### GIVEN PASSAGE
By Andrew Nusca
Posting in Cities
The boom in city living in the U.S. won't really happen until younger generations -- Generations X and Y -- occupy offices in which policy can be set. Right?
It will take a generation for U.S. cities to truly experience a boom.
That's according to Angie Schmitt, who writes at Streetsblog that despite all the attention given to a coming boom in urban areas, it won't really happen until younger generations -- Generations X and Y -- occupy offices in which policy can be set.
Alex Ihnen at NextSTL articulated this generational tension last month in a blog post after Census figures showed the St. Louis had experienced yet another precipitous population decline: “When will the ‘old guard’ who have overseen this exodus stop cutting ribbons and turning dirt with a smile and silver shovel and simply get out of the way?”
Schmitt adds her own take:
I don’t see any signs of the older generations getting through the grieving process and moving on. This makes me think that for us to fully embrace a true urban policy, even in city government itself, it is going to take generational turnover.
The baby boomers are already starting to age, but they’ll be with us a lot longer. Alas, they have historically been the most suburban generation, and not shy about imposing their values, so I suspect we’ll be dealing with that legacy for a while.
Still, as time goes on, we’ll have more and more people seeing the city with fresh eyes, and only knowing it when there’s reason for hope and optimism. That by itself will be a building force for change and new directions over time, until the true changing of the guard arrives.
It's an interesting take, albeit colored by her own generational leanings. (After all, I'm sure the Baby Boomers don't take too kindly to their legacy referred to with an "alas.")
But read between the lines, and it's clear that in many ways, it's not Gen-X or Millennials that are building the future city, but in fact...Boomers. The impetus remains justifiably credited to the younger generations, sure, but it's the older ones that are helping respond to it.
Simply, there's plenty of business opportunity in the growth of a city, and Boomers would be remiss if they weren't the ones signing off on high-speed rail schemes, mixed-use development plans, new LEED-certified corporate skyscrapers and digital payment systems.
So it appears to this editor that it won't take a generation for cities to return -- it's already happening now. But it's happening through the cooperation of multiple generations eyeing mutual benefit: Generations X and Y demonstrate a viable market, and the Boomers demonstrate a response to it.
Is there truth in the trend? Absolutely -- younger generations are indeed inhabiting cities once more, shaping them as they shift their disposable income and move their feet. But this peculiar arrangement means a different generation, one weaned on suburban living as the epitome of the American Dream, is the one signing off on tomorrow's metropolises.

### STATED EXERCISE 1
In the article on generations and city growth, what prompted Alex Ihnen's blog post at NextSTL?
### STATED EXERCISE 2
Carry on the article on generations and city growth from its final sentence.
The data that comes next is from a separate, unrelated source.

### ENTRIES PROVIDED
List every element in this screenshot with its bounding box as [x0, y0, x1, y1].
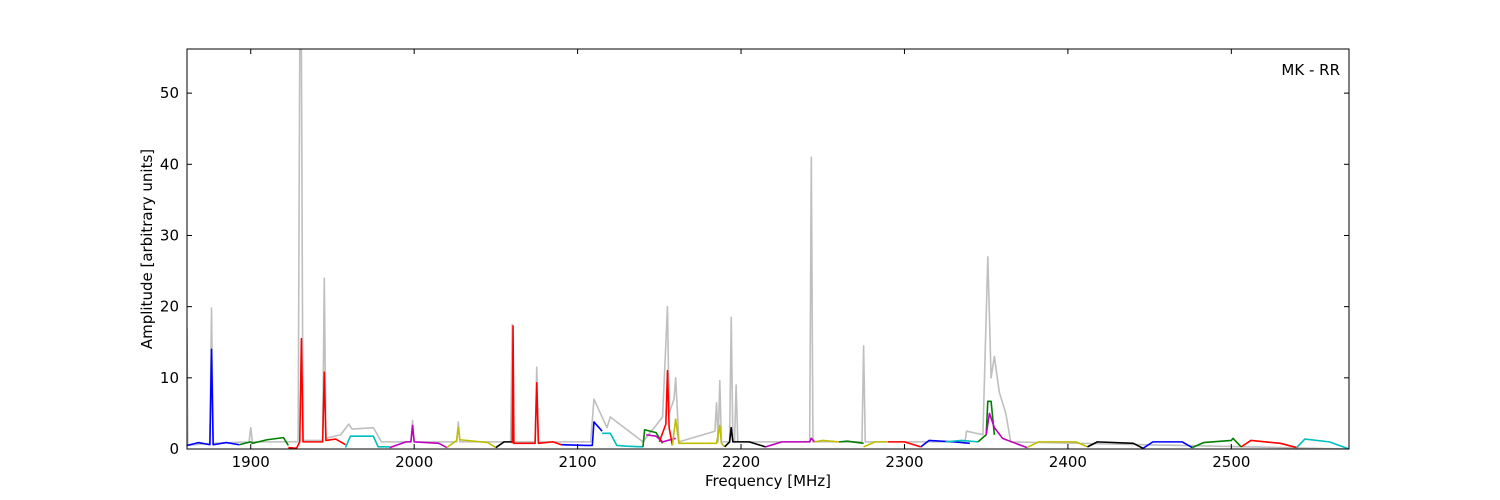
series-line: [1240, 439, 1297, 449]
series-line: [344, 435, 390, 448]
series-line: [187, 49, 1349, 449]
x-tick-label: 2100: [559, 453, 597, 471]
series-line: [1026, 441, 1088, 449]
plot-area: [187, 49, 1349, 449]
series-line: [495, 441, 513, 449]
series-line: [671, 418, 726, 448]
x-tick-label: 1900: [232, 453, 270, 471]
y-tick-label: 50: [160, 84, 179, 102]
x-tick-label: 2000: [395, 453, 433, 471]
series-line: [239, 436, 290, 446]
series-line: [1191, 437, 1242, 449]
series-line: [863, 441, 889, 448]
series-line: [977, 400, 996, 443]
series-line: [646, 433, 676, 443]
series-line: [1296, 438, 1349, 449]
series-line: [724, 426, 766, 448]
series-line: [765, 437, 816, 448]
series-line: [389, 424, 448, 449]
plot-lines: [187, 49, 1349, 449]
series-line: [658, 369, 674, 446]
annotation: MK - RR: [1281, 61, 1340, 79]
x-tick-label: 2300: [885, 453, 923, 471]
series-line: [1087, 441, 1144, 449]
y-tick-label: 40: [160, 155, 179, 173]
series-line: [1142, 441, 1193, 449]
y-tick-label: 30: [160, 226, 179, 244]
x-tick-label: 2500: [1212, 453, 1250, 471]
y-tick-label: 0: [169, 440, 179, 458]
series-line: [511, 325, 562, 446]
y-tick-label: 10: [160, 369, 179, 387]
x-tick-label: 2200: [722, 453, 760, 471]
series-line: [187, 348, 240, 447]
x-axis-label: Frequency [MHz]: [705, 472, 831, 490]
series-line: [814, 439, 840, 443]
x-tick-label: 2400: [1049, 453, 1087, 471]
series-line: [839, 440, 864, 445]
series-line: [985, 412, 1028, 449]
series-line: [920, 439, 970, 448]
series-line: [888, 441, 922, 448]
series-line: [642, 428, 664, 447]
series-line: [602, 432, 644, 448]
series-line: [945, 439, 979, 443]
y-axis-label: Amplitude [arbitrary units]: [138, 149, 156, 349]
series-line: [446, 426, 497, 449]
plot-frame: [186, 48, 1350, 450]
y-tick-label: 20: [160, 298, 179, 316]
series-line: [288, 337, 346, 449]
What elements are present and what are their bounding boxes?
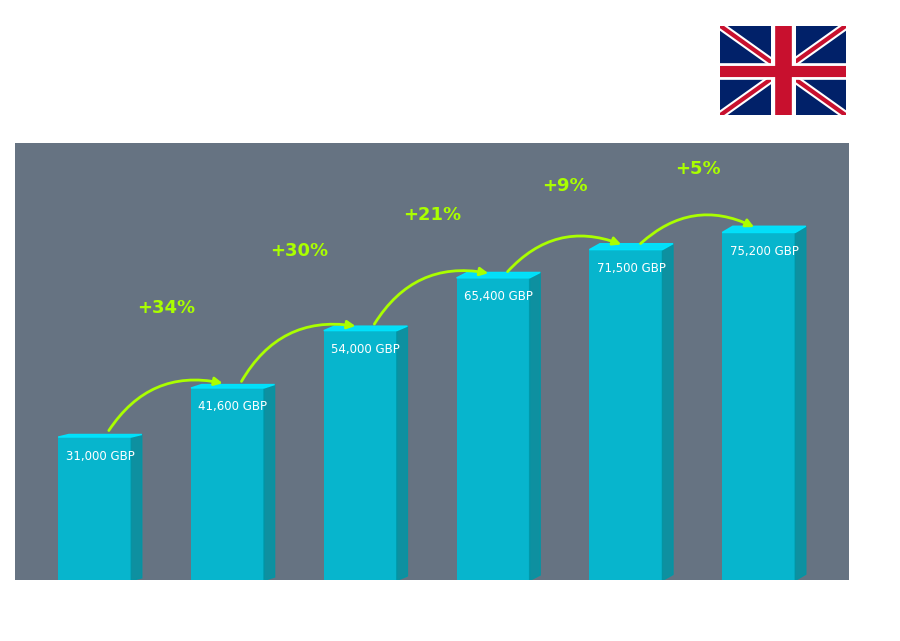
Text: 75,200 GBP: 75,200 GBP bbox=[730, 245, 798, 258]
FancyArrowPatch shape bbox=[641, 215, 752, 244]
Text: 71,500 GBP: 71,500 GBP bbox=[597, 262, 666, 275]
Text: Salary Comparison By Experience: Salary Comparison By Experience bbox=[36, 45, 612, 74]
Polygon shape bbox=[397, 326, 408, 581]
Polygon shape bbox=[58, 435, 142, 437]
Polygon shape bbox=[722, 226, 806, 233]
Text: salary: salary bbox=[424, 613, 476, 628]
FancyArrowPatch shape bbox=[109, 378, 220, 431]
Polygon shape bbox=[131, 435, 142, 581]
Bar bbox=[456, 278, 529, 581]
Text: Average Yearly Salary: Average Yearly Salary bbox=[863, 259, 873, 382]
Text: +30%: +30% bbox=[270, 242, 328, 260]
Text: +5%: +5% bbox=[675, 160, 720, 178]
Polygon shape bbox=[590, 244, 673, 249]
Polygon shape bbox=[264, 385, 274, 581]
Text: +21%: +21% bbox=[403, 206, 461, 224]
Bar bbox=[58, 437, 131, 581]
Text: 41,600 GBP: 41,600 GBP bbox=[198, 401, 267, 413]
Text: 54,000 GBP: 54,000 GBP bbox=[331, 343, 400, 356]
Text: +9%: +9% bbox=[542, 178, 588, 196]
Polygon shape bbox=[456, 272, 540, 278]
Polygon shape bbox=[324, 326, 408, 331]
Polygon shape bbox=[529, 272, 540, 581]
Polygon shape bbox=[191, 385, 274, 388]
Bar bbox=[324, 331, 397, 581]
Text: +34%: +34% bbox=[138, 299, 195, 317]
Bar bbox=[722, 233, 796, 581]
FancyArrowPatch shape bbox=[374, 268, 485, 324]
Polygon shape bbox=[662, 244, 673, 581]
FancyArrowPatch shape bbox=[241, 321, 353, 381]
Text: salaryexplorer.com: salaryexplorer.com bbox=[377, 613, 523, 628]
Text: Customer Sales Support: Customer Sales Support bbox=[36, 90, 272, 109]
Bar bbox=[191, 388, 264, 581]
Bar bbox=[590, 249, 662, 581]
FancyArrowPatch shape bbox=[508, 236, 618, 272]
Text: 31,000 GBP: 31,000 GBP bbox=[66, 449, 134, 463]
Polygon shape bbox=[796, 226, 806, 581]
Text: 65,400 GBP: 65,400 GBP bbox=[464, 290, 533, 303]
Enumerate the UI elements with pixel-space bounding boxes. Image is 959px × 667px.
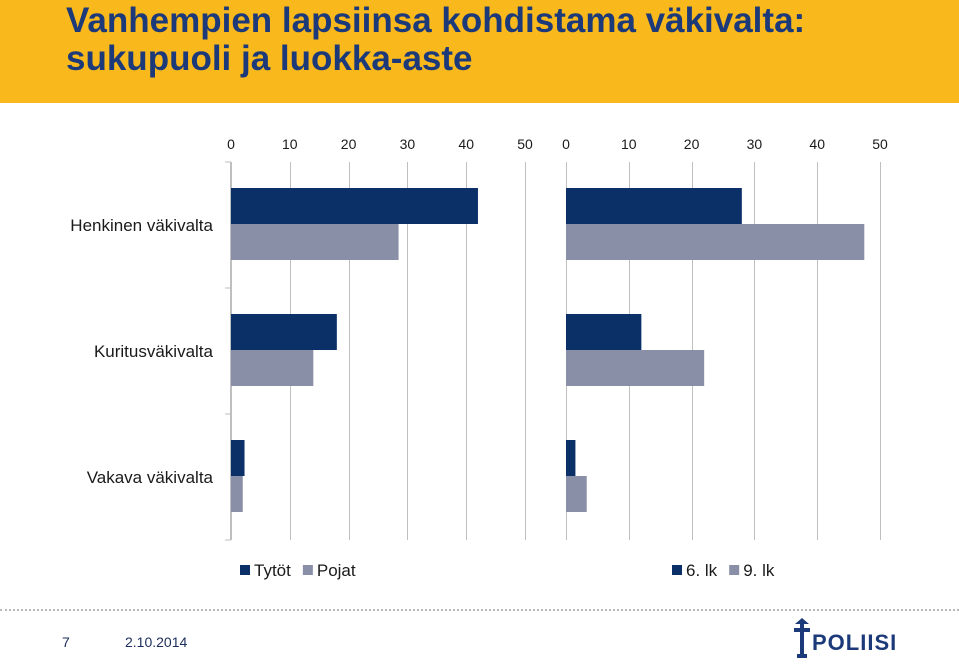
legend-swatch [672, 565, 682, 575]
legend-label: Tytöt [254, 561, 291, 580]
category-label: Henkinen väkivalta [70, 216, 213, 235]
poliisi-emblem-icon [794, 618, 810, 658]
bar-grade-series-0 [566, 314, 642, 350]
poliisi-logo: POLIISI [792, 618, 902, 662]
footer-divider [0, 609, 959, 611]
bar-grade-series-0 [566, 440, 576, 476]
bar-grade-series-0 [566, 188, 742, 224]
x-tick-label: 20 [341, 136, 357, 152]
bar-grade-series-1 [566, 350, 705, 386]
bar-gender-series-1 [231, 350, 314, 386]
bar-gender-series-1 [231, 224, 399, 260]
x-tick-label: 30 [400, 136, 416, 152]
category-label: Kuritusväkivalta [94, 342, 214, 361]
x-tick-label: 0 [227, 136, 235, 152]
slide-date: 2.10.2014 [125, 634, 188, 650]
bar-grade-series-1 [566, 476, 587, 512]
bar-gender-series-0 [231, 314, 337, 350]
x-tick-label: 10 [621, 136, 637, 152]
page-number: 7 [62, 634, 70, 650]
bar-gender-series-1 [231, 476, 243, 512]
bar-gender-series-0 [231, 188, 478, 224]
bar-gender-series-0 [231, 440, 245, 476]
legend-swatch [729, 565, 740, 575]
x-tick-label: 50 [872, 136, 888, 152]
x-tick-label: 10 [282, 136, 298, 152]
category-label: Vakava väkivalta [87, 468, 214, 487]
poliisi-logo-text: POLIISI [812, 630, 898, 655]
x-tick-label: 20 [684, 136, 700, 152]
bar-grade-series-1 [566, 224, 865, 260]
x-tick-label: 30 [747, 136, 763, 152]
legend-label: 9. lk [743, 561, 775, 580]
title-band: Vanhempien lapsiinsa kohdistama väkivalt… [0, 0, 959, 103]
legend-swatch [240, 565, 250, 575]
legend-label: 6. lk [686, 561, 718, 580]
x-tick-label: 0 [562, 136, 570, 152]
x-tick-label: 50 [517, 136, 533, 152]
x-tick-label: 40 [458, 136, 474, 152]
slide-title: Vanhempien lapsiinsa kohdistama väkivalt… [66, 1, 806, 78]
legend-swatch [302, 565, 313, 575]
x-tick-label: 40 [809, 136, 825, 152]
legend-label: Pojat [317, 561, 356, 580]
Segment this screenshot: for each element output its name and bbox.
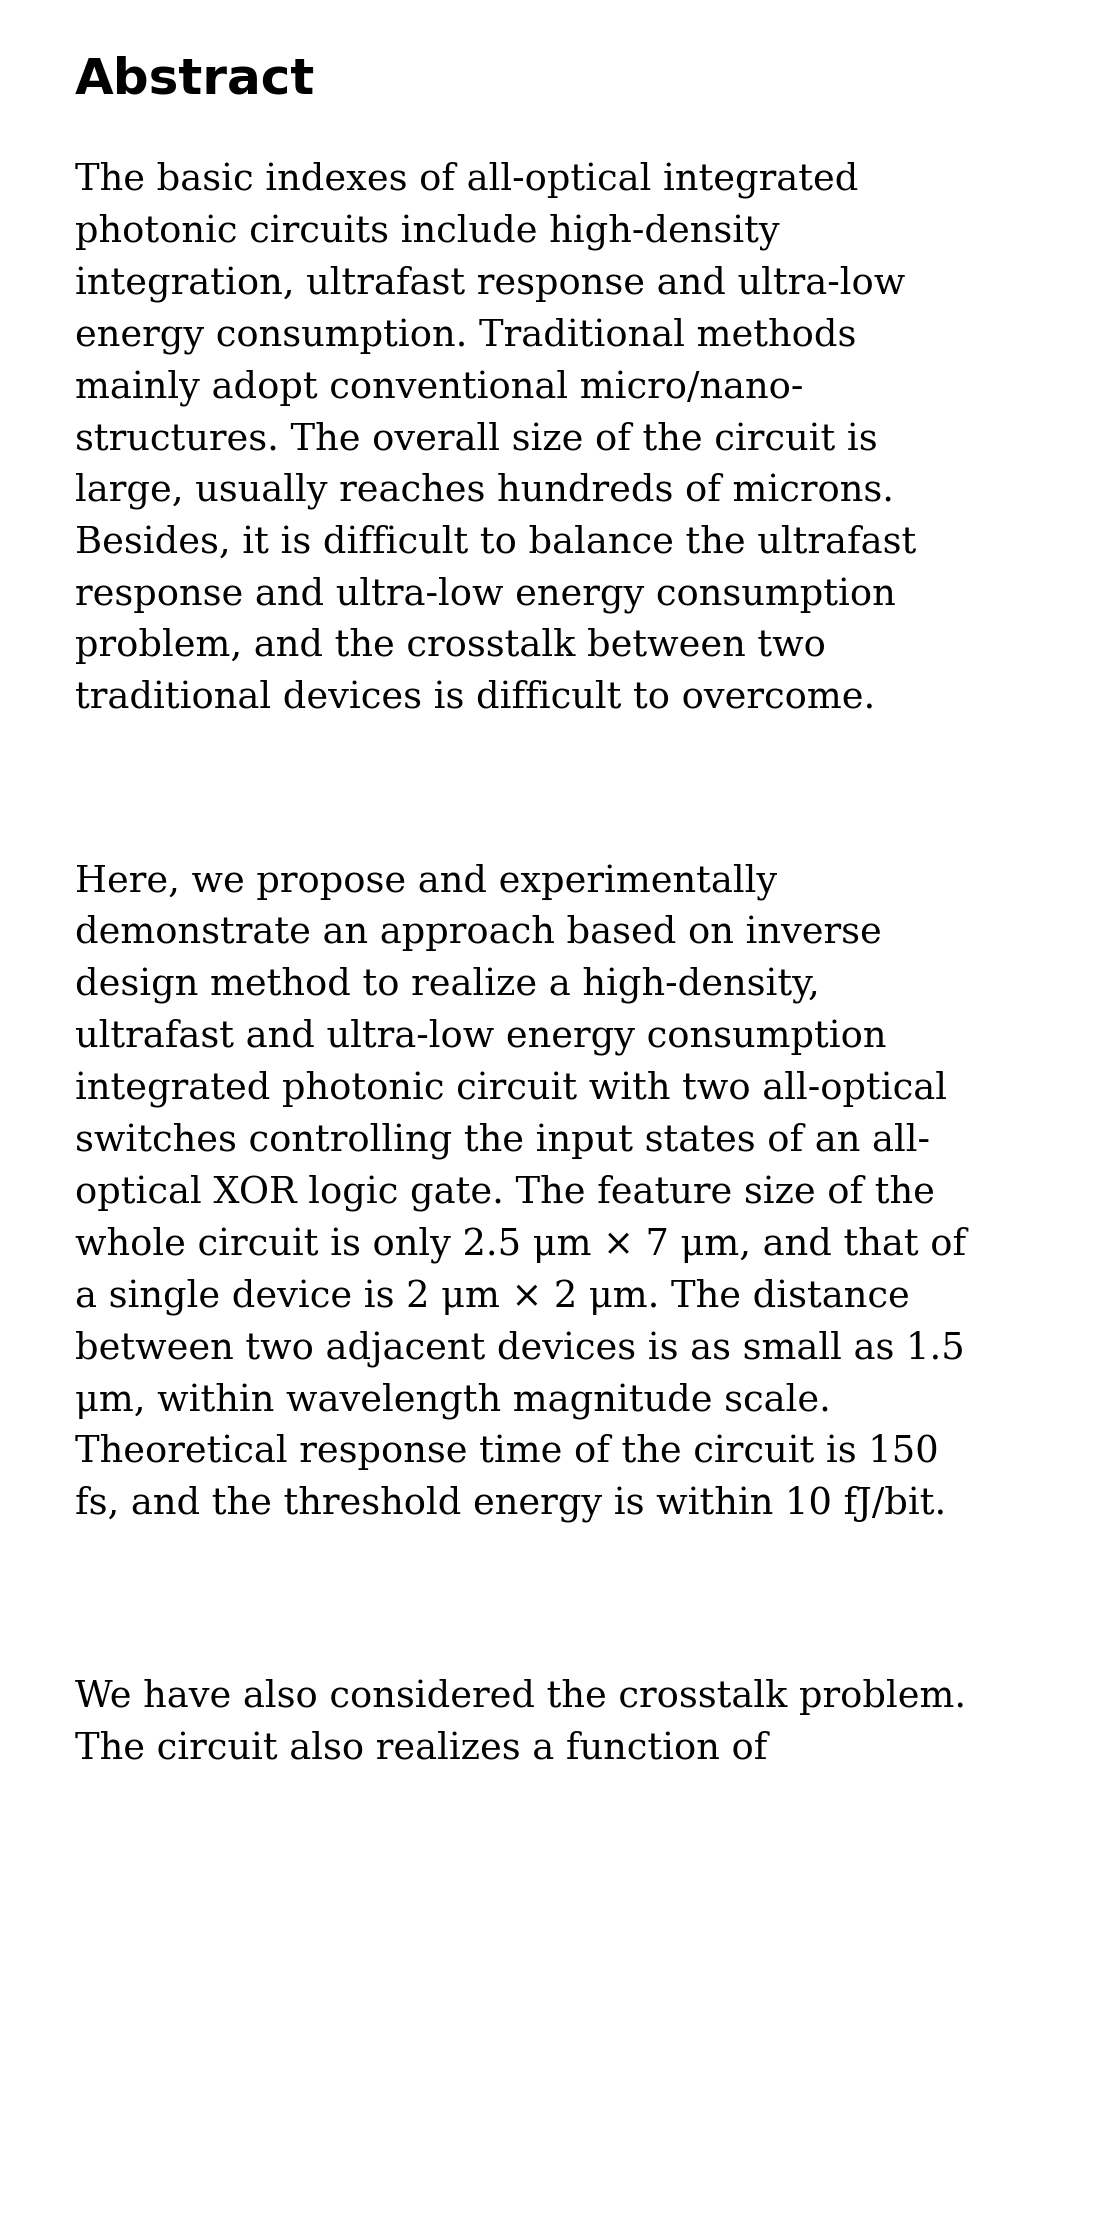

### EXPECTED OUTPUT 1
Census figures showing that St. Louis had experienced yet another precipitous population decline.

### EXPECTED OUTPUT 2
It takes a generation, sure. But then it takes another.
Photo: Baltimore skyline. (Ash Crowe/Flickr)
Mar 17, 2011
Suburbs are just part of cities. Big cities are ghettos where we keep our surplus world population. People work most of the year so they can get out of the city for a few weeks? vacation. One of the most precious, scarce human commodities is privacy, which is hard to preserve in the city. Virtually every moment after you exit your dwelling in the city, the dollar meter is ticking. City people need lots of rules to keep from killing each other. The closer people have to live next to each other, the more anonymous strangers surround you. City people need or demand lots of regulations so the neighbour isn?t allowed to do something you find distasteful. NIMBY political power of cities siphons off the wealth created in more rural areas, like food and energy. No political party encourages independence, which is a more typical hallmark of country living, because if you aren?t needy, government can?t do anything for you.
Comment number 15 is spot on. Alas, Schmitt seems to have mistaken one fact for another, both of which are correlated with propensity for urban living. Yes the younger X and Y gens today populate the cities proportionately more, but only because they are young and single and still attached to the caffees and bars, more concentrated in cities centers, and more conducive to the single life. When they marry and settle to that more sedate and boring family life (often with children as more common to boomers until recently) it will be "Gen-next" that will liven the cities. In my younger years in Europe, Montreal, Toronto and Seattle I too was smitten with the city, then something changed. I suggest that it is not a "Gen" but a stage of life that determines relative propensity to urban living (stress on relative). By the time X and Y get to the board room their priorities will have changes like ours did. Yet urbanization will increase as stated in comment 15. Sorry Ms. Schmitt, by then the bistros will have adapted to the new urban dwellers (i.e more wheelchair ramps, bigger print menus, more tolerance for slow movers, etc.). It will happen because of the demographic bulge, not despite of it.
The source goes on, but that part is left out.